Dataset rows
* Begin *

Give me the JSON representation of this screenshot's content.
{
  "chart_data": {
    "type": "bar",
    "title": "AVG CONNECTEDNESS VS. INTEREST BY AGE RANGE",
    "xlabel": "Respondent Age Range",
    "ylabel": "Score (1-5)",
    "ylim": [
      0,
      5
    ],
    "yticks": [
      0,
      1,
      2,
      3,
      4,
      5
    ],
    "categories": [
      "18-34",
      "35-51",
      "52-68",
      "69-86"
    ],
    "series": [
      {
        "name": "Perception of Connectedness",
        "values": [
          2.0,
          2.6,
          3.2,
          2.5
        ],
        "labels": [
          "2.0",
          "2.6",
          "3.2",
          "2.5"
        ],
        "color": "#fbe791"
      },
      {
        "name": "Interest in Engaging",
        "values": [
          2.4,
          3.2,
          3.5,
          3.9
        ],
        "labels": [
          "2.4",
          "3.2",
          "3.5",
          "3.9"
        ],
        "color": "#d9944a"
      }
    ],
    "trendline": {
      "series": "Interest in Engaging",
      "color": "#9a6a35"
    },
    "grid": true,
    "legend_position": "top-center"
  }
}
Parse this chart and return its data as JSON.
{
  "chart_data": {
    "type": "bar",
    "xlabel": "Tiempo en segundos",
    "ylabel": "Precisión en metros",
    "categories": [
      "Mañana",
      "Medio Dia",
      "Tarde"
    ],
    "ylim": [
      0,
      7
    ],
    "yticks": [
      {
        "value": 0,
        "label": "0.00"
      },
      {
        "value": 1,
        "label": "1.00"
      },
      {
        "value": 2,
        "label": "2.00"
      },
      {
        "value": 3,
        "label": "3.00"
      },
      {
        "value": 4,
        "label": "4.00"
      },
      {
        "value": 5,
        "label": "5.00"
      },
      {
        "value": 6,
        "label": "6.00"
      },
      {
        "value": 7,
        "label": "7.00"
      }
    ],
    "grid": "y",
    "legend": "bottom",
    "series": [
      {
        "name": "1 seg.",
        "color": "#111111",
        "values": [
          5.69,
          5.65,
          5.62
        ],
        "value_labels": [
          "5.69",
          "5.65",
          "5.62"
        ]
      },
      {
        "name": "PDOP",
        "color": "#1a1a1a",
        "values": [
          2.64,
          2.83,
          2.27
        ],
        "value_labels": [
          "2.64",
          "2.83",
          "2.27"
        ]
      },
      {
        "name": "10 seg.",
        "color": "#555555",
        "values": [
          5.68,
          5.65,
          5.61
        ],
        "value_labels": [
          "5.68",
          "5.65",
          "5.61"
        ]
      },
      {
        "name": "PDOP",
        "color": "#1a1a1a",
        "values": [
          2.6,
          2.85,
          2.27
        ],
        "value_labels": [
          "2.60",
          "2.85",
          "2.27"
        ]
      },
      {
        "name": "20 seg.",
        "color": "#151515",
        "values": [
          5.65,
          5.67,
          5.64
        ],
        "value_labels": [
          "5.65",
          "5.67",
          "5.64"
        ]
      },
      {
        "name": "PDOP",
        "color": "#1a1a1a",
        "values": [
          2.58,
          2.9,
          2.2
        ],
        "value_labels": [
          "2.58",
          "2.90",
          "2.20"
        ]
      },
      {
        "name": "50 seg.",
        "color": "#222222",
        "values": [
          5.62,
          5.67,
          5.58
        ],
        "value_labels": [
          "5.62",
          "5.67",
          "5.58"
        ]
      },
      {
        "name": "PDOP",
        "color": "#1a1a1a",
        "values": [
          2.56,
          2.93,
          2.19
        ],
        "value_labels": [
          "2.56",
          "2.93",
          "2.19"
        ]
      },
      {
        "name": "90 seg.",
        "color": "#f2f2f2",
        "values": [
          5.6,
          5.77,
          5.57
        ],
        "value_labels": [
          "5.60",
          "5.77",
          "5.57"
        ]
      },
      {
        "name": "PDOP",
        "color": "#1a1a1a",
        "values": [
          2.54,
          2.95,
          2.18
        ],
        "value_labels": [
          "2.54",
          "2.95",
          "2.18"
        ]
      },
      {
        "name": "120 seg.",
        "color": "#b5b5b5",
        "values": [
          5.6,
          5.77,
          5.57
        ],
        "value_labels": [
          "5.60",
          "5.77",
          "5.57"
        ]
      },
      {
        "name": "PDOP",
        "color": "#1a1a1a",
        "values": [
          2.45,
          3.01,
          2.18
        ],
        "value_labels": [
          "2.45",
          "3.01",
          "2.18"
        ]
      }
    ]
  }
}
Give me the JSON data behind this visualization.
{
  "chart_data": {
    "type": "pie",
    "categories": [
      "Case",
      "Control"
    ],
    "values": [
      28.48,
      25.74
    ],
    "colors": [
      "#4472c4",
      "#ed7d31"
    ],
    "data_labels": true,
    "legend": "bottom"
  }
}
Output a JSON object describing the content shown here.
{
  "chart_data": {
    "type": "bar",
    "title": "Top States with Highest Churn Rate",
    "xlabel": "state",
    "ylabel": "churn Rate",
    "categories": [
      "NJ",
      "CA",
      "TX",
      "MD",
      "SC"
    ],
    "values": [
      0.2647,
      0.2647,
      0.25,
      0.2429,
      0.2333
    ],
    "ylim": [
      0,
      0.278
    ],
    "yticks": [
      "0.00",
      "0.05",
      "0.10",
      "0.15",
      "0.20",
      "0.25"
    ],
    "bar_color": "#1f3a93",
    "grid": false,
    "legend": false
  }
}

* End *

→ Prompt: The full set of records should be duplicated exactly.

→ Answer below:
Give me the JSON representation of this screenshot's content.
{
  "chart_data": {
    "type": "bar",
    "title": "AVG CONNECTEDNESS VS. INTEREST BY AGE RANGE",
    "xlabel": "Respondent Age Range",
    "ylabel": "Score (1-5)",
    "ylim": [
      0,
      5
    ],
    "yticks": [
      0,
      1,
      2,
      3,
      4,
      5
    ],
    "categories": [
      "18-34",
      "35-51",
      "52-68",
      "69-86"
    ],
    "series": [
      {
        "name": "Perception of Connectedness",
        "values": [
          2.0,
          2.6,
          3.2,
          2.5
        ],
        "labels": [
          "2.0",
          "2.6",
          "3.2",
          "2.5"
        ],
        "color": "#fbe791"
      },
      {
        "name": "Interest in Engaging",
        "values": [
          2.4,
          3.2,
          3.5,
          3.9
        ],
        "labels": [
          "2.4",
          "3.2",
          "3.5",
          "3.9"
        ],
        "color": "#d9944a"
      }
    ],
    "trendline": {
      "series": "Interest in Engaging",
      "color": "#9a6a35"
    },
    "grid": true,
    "legend_position": "top-center"
  }
}
Parse this chart and return its data as JSON.
{
  "chart_data": {
    "type": "bar",
    "xlabel": "Tiempo en segundos",
    "ylabel": "Precisión en metros",
    "categories": [
      "Mañana",
      "Medio Dia",
      "Tarde"
    ],
    "ylim": [
      0,
      7
    ],
    "yticks": [
      {
        "value": 0,
        "label": "0.00"
      },
      {
        "value": 1,
        "label": "1.00"
      },
      {
        "value": 2,
        "label": "2.00"
      },
      {
        "value": 3,
        "label": "3.00"
      },
      {
        "value": 4,
        "label": "4.00"
      },
      {
        "value": 5,
        "label": "5.00"
      },
      {
        "value": 6,
        "label": "6.00"
      },
      {
        "value": 7,
        "label": "7.00"
      }
    ],
    "grid": "y",
    "legend": "bottom",
    "series": [
      {
        "name": "1 seg.",
        "color": "#111111",
        "values": [
          5.69,
          5.65,
          5.62
        ],
        "value_labels": [
          "5.69",
          "5.65",
          "5.62"
        ]
      },
      {
        "name": "PDOP",
        "color": "#1a1a1a",
        "values": [
          2.64,
          2.83,
          2.27
        ],
        "value_labels": [
          "2.64",
          "2.83",
          "2.27"
        ]
      },
      {
        "name": "10 seg.",
        "color": "#555555",
        "values": [
          5.68,
          5.65,
          5.61
        ],
        "value_labels": [
          "5.68",
          "5.65",
          "5.61"
        ]
      },
      {
        "name": "PDOP",
        "color": "#1a1a1a",
        "values": [
          2.6,
          2.85,
          2.27
        ],
        "value_labels": [
          "2.60",
          "2.85",
          "2.27"
        ]
      },
      {
        "name": "20 seg.",
        "color": "#151515",
        "values": [
          5.65,
          5.67,
          5.64
        ],
        "value_labels": [
          "5.65",
          "5.67",
          "5.64"
        ]
      },
      {
        "name": "PDOP",
        "color": "#1a1a1a",
        "values": [
          2.58,
          2.9,
          2.2
        ],
        "value_labels": [
          "2.58",
          "2.90",
          "2.20"
        ]
      },
      {
        "name": "50 seg.",
        "color": "#222222",
        "values": [
          5.62,
          5.67,
          5.58
        ],
        "value_labels": [
          "5.62",
          "5.67",
          "5.58"
        ]
      },
      {
        "name": "PDOP",
        "color": "#1a1a1a",
        "values": [
          2.56,
          2.93,
          2.19
        ],
        "value_labels": [
          "2.56",
          "2.93",
          "2.19"
        ]
      },
      {
        "name": "90 seg.",
        "color": "#f2f2f2",
        "values": [
          5.6,
          5.77,
          5.57
        ],
        "value_labels": [
          "5.60",
          "5.77",
          "5.57"
        ]
      },
      {
        "name": "PDOP",
        "color": "#1a1a1a",
        "values": [
          2.54,
          2.95,
          2.18
        ],
        "value_labels": [
          "2.54",
          "2.95",
          "2.18"
        ]
      },
      {
        "name": "120 seg.",
        "color": "#b5b5b5",
        "values": [
          5.6,
          5.77,
          5.57
        ],
        "value_labels": [
          "5.60",
          "5.77",
          "5.57"
        ]
      },
      {
        "name": "PDOP",
        "color": "#1a1a1a",
        "values": [
          2.45,
          3.01,
          2.18
        ],
        "value_labels": [
          "2.45",
          "3.01",
          "2.18"
        ]
      }
    ]
  }
}
Give me the JSON data behind this visualization.
{
  "chart_data": {
    "type": "pie",
    "categories": [
      "Case",
      "Control"
    ],
    "values": [
      28.48,
      25.74
    ],
    "colors": [
      "#4472c4",
      "#ed7d31"
    ],
    "data_labels": true,
    "legend": "bottom"
  }
}
Output a JSON object describing the content shown here.
{
  "chart_data": {
    "type": "bar",
    "title": "Top States with Highest Churn Rate",
    "xlabel": "state",
    "ylabel": "churn Rate",
    "categories": [
      "NJ",
      "CA",
      "TX",
      "MD",
      "SC"
    ],
    "values": [
      0.2647,
      0.2647,
      0.25,
      0.2429,
      0.2333
    ],
    "ylim": [
      0,
      0.278
    ],
    "yticks": [
      "0.00",
      "0.05",
      "0.10",
      "0.15",
      "0.20",
      "0.25"
    ],
    "bar_color": "#1f3a93",
    "grid": false,
    "legend": false
  }
}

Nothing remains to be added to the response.